§ **EXERCISE DIRECTIONS**
Repeat each record below exactly, dropping the pictures.

§ **DATA FOR PROCESSING**
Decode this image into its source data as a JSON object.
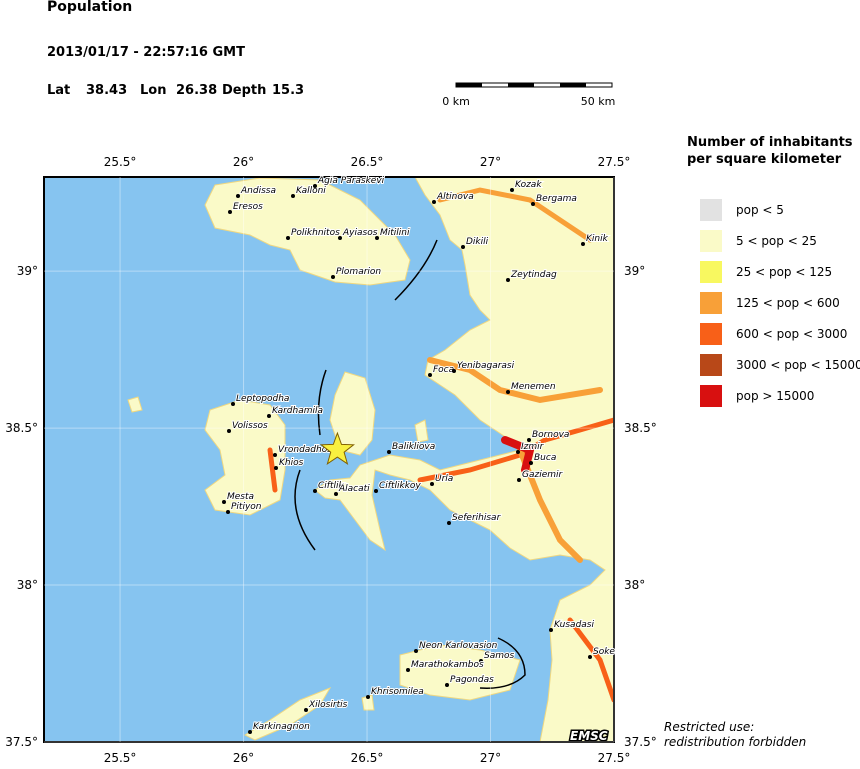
{
  "header": {
    "title": "Population",
    "datetime": "2013/01/17 - 22:57:16 GMT",
    "lat_label": "Lat",
    "lat": 38.43,
    "lon_label": "Lon",
    "lon": 26.38,
    "depth_label": "Depth",
    "depth": 15.3
  },
  "scale_bar": {
    "start": "0 km",
    "end": "50 km"
  },
  "map": {
    "xlim": [
      25.192,
      27.5
    ],
    "ylim": [
      37.5,
      39.3
    ],
    "xticks": [
      {
        "value": 25.5,
        "label": "25.5°"
      },
      {
        "value": 26,
        "label": "26°"
      },
      {
        "value": 26.5,
        "label": "26.5°"
      },
      {
        "value": 27,
        "label": "27°"
      },
      {
        "value": 27.5,
        "label": "27.5°"
      }
    ],
    "yticks": [
      {
        "value": 37.5,
        "label": "37.5°"
      },
      {
        "value": 38,
        "label": "38°"
      },
      {
        "value": 38.5,
        "label": "38.5°"
      },
      {
        "value": 39,
        "label": "39°"
      }
    ],
    "cities": [
      "Andissa",
      "Kalloni",
      "Agia Paraskevi",
      "Eresos",
      "Polikhnitos",
      "Ayiasos",
      "Mitilini",
      "Plomarion",
      "Altinova",
      "Kozak",
      "Bergama",
      "Kinik",
      "Dikili",
      "Zeytindag",
      "Foca",
      "Yenibagarasi",
      "Menemen",
      "Leptopodha",
      "Kardhamila",
      "Volissos",
      "Vrondadhos",
      "Khios",
      "Mesta",
      "Pitiyon",
      "Ciftlik",
      "Alacati",
      "Ciftlikkoy",
      "Balikliova",
      "Urla",
      "Izmir",
      "Bornova",
      "Buca",
      "Gaziemir",
      "Seferihisar",
      "Kusadasi",
      "Soke",
      "Neon Karlovasion",
      "Samos",
      "Marathokambos",
      "Pagondas",
      "Khrisomilea",
      "Xilosirtis",
      "Karkinagrion"
    ],
    "badge": "EMSC"
  },
  "legend": {
    "title": [
      "Number of inhabitants",
      "per square kilometer"
    ],
    "entries": [
      {
        "label": "pop < 5",
        "color": "#e2e2e2"
      },
      {
        "label": "5 < pop < 25",
        "color": "#fafac8"
      },
      {
        "label": "25 < pop < 125",
        "color": "#f8f860"
      },
      {
        "label": "125 < pop < 600",
        "color": "#f8a038"
      },
      {
        "label": "600 < pop < 3000",
        "color": "#f86018"
      },
      {
        "label": "3000 < pop < 15000",
        "color": "#b84818"
      },
      {
        "label": "pop > 15000",
        "color": "#d81010"
      }
    ]
  },
  "footnote": [
    "Restricted use:",
    "redistribution forbidden"
  ]
}
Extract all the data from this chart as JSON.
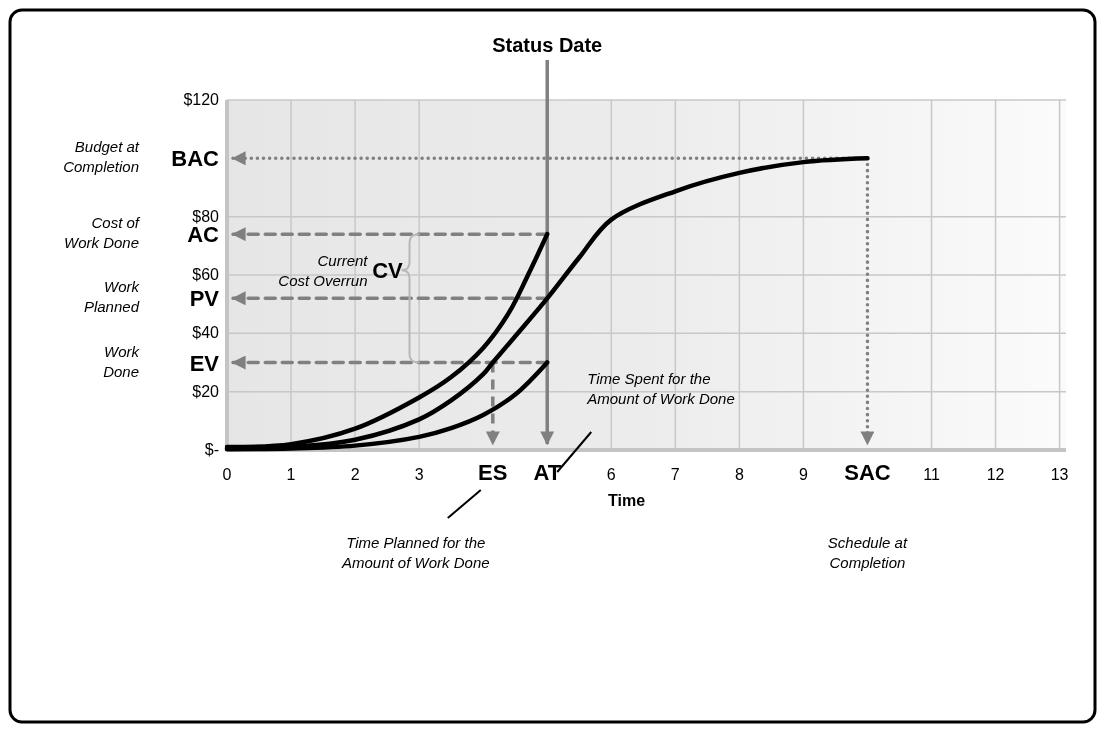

§ **EXERCISE RESULT**
Decode this image into its source data as a JSON object.
{
  "header": {
    "title": "Population",
    "datetime": "2013/01/17 - 22:57:16 GMT",
    "lat_label": "Lat",
    "lat": 38.43,
    "lon_label": "Lon",
    "lon": 26.38,
    "depth_label": "Depth",
    "depth": 15.3
  },
  "scale_bar": {
    "start": "0 km",
    "end": "50 km"
  },
  "map": {
    "xlim": [
      25.192,
      27.5
    ],
    "ylim": [
      37.5,
      39.3
    ],
    "xticks": [
      {
        "value": 25.5,
        "label": "25.5°"
      },
      {
        "value": 26,
        "label": "26°"
      },
      {
        "value": 26.5,
        "label": "26.5°"
      },
      {
        "value": 27,
        "label": "27°"
      },
      {
        "value": 27.5,
        "label": "27.5°"
      }
    ],
    "yticks": [
      {
        "value": 37.5,
        "label": "37.5°"
      },
      {
        "value": 38,
        "label": "38°"
      },
      {
        "value": 38.5,
        "label": "38.5°"
      },
      {
        "value": 39,
        "label": "39°"
      }
    ],
    "cities": [
      "Andissa",
      "Kalloni",
      "Agia Paraskevi",
      "Eresos",
      "Polikhnitos",
      "Ayiasos",
      "Mitilini",
      "Plomarion",
      "Altinova",
      "Kozak",
      "Bergama",
      "Kinik",
      "Dikili",
      "Zeytindag",
      "Foca",
      "Yenibagarasi",
      "Menemen",
      "Leptopodha",
      "Kardhamila",
      "Volissos",
      "Vrondadhos",
      "Khios",
      "Mesta",
      "Pitiyon",
      "Ciftlik",
      "Alacati",
      "Ciftlikkoy",
      "Balikliova",
      "Urla",
      "Izmir",
      "Bornova",
      "Buca",
      "Gaziemir",
      "Seferihisar",
      "Kusadasi",
      "Soke",
      "Neon Karlovasion",
      "Samos",
      "Marathokambos",
      "Pagondas",
      "Khrisomilea",
      "Xilosirtis",
      "Karkinagrion"
    ],
    "badge": "EMSC"
  },
  "legend": {
    "title": [
      "Number of inhabitants",
      "per square kilometer"
    ],
    "entries": [
      {
        "label": "pop < 5",
        "color": "#e2e2e2"
      },
      {
        "label": "5 < pop < 25",
        "color": "#fafac8"
      },
      {
        "label": "25 < pop < 125",
        "color": "#f8f860"
      },
      {
        "label": "125 < pop < 600",
        "color": "#f8a038"
      },
      {
        "label": "600 < pop < 3000",
        "color": "#f86018"
      },
      {
        "label": "3000 < pop < 15000",
        "color": "#b84818"
      },
      {
        "label": "pop > 15000",
        "color": "#d81010"
      }
    ]
  },
  "footnote": [
    "Restricted use:",
    "redistribution forbidden"
  ]
}
Extract all the data from this chart as JSON.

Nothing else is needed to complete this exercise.